»»

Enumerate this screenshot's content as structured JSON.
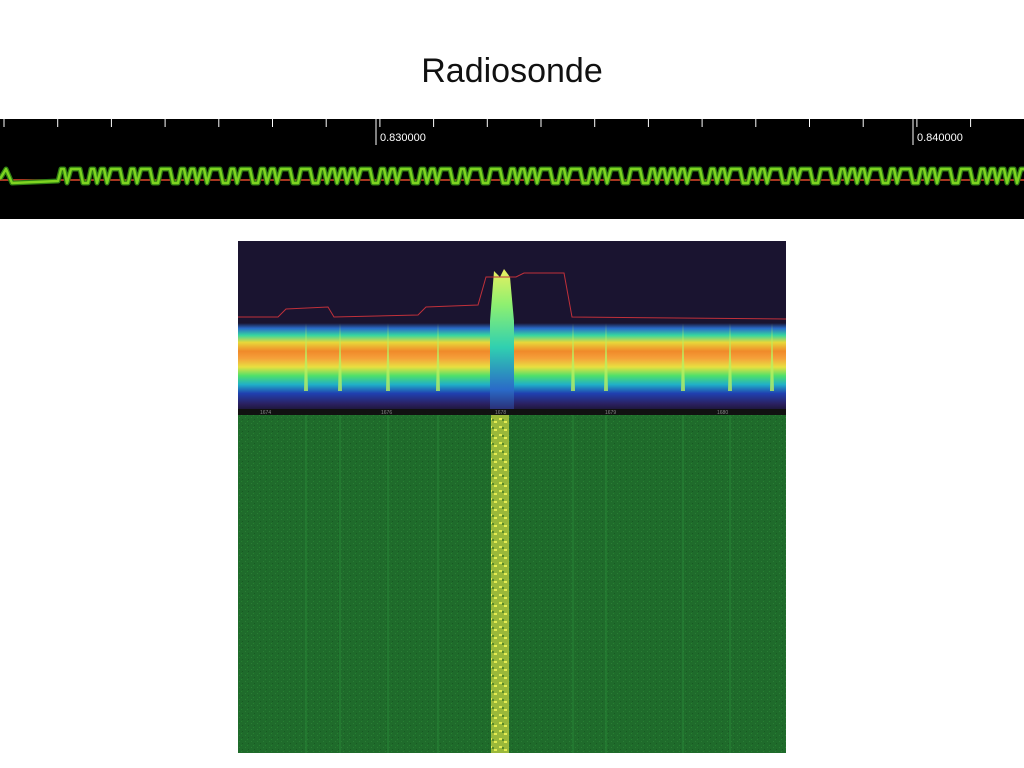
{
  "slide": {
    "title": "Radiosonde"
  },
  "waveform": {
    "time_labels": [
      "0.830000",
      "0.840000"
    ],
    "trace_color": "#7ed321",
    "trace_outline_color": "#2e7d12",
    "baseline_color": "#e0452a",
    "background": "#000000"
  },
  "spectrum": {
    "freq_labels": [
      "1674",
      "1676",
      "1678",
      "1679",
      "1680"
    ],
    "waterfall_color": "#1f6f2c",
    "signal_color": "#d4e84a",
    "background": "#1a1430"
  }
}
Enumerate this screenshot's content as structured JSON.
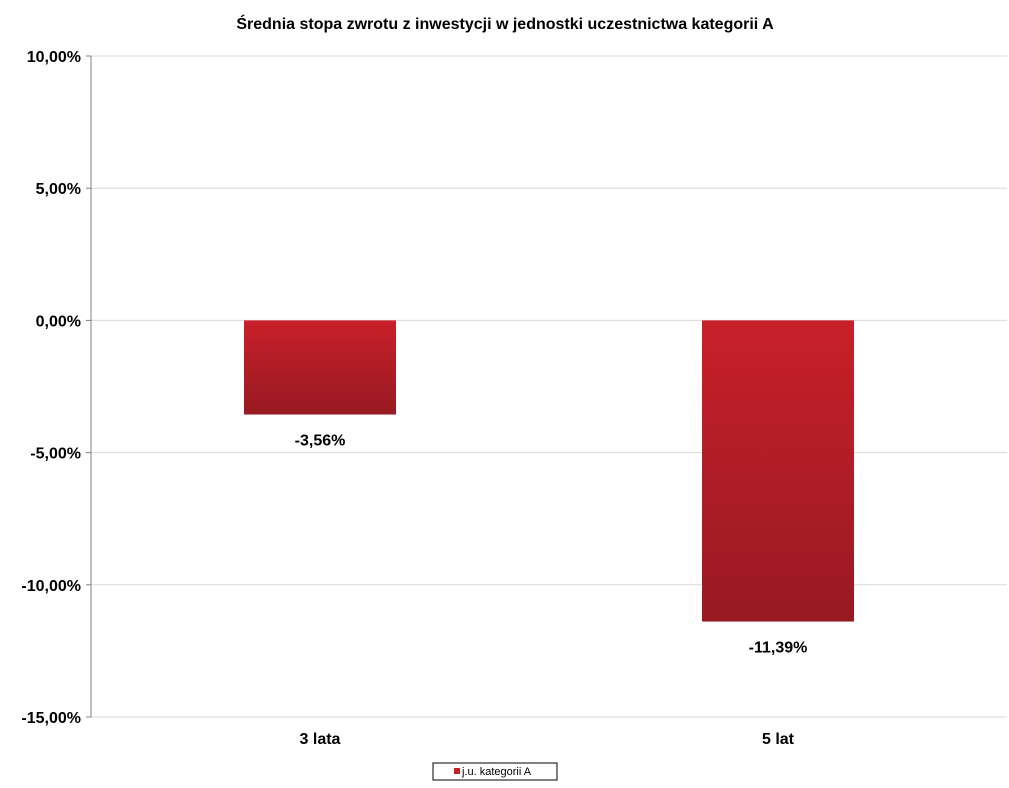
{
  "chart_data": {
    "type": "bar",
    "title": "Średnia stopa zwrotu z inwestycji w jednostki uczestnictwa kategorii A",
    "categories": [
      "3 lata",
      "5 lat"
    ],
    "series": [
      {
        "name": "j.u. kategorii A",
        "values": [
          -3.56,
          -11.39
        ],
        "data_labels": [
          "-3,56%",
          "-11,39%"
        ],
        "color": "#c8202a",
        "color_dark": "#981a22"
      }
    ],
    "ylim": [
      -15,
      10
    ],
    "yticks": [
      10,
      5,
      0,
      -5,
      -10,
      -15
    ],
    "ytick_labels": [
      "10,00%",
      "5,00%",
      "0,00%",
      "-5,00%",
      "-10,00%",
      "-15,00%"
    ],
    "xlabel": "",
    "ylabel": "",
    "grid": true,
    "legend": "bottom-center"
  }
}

««

Exercise aim:
List every line above that holds the word "title".

Solution to this task:
    "title": "Radiosonde"
    "title": "Średnia stopa zwrotu z inwestycji w jednostki uczestnictwa kategorii A",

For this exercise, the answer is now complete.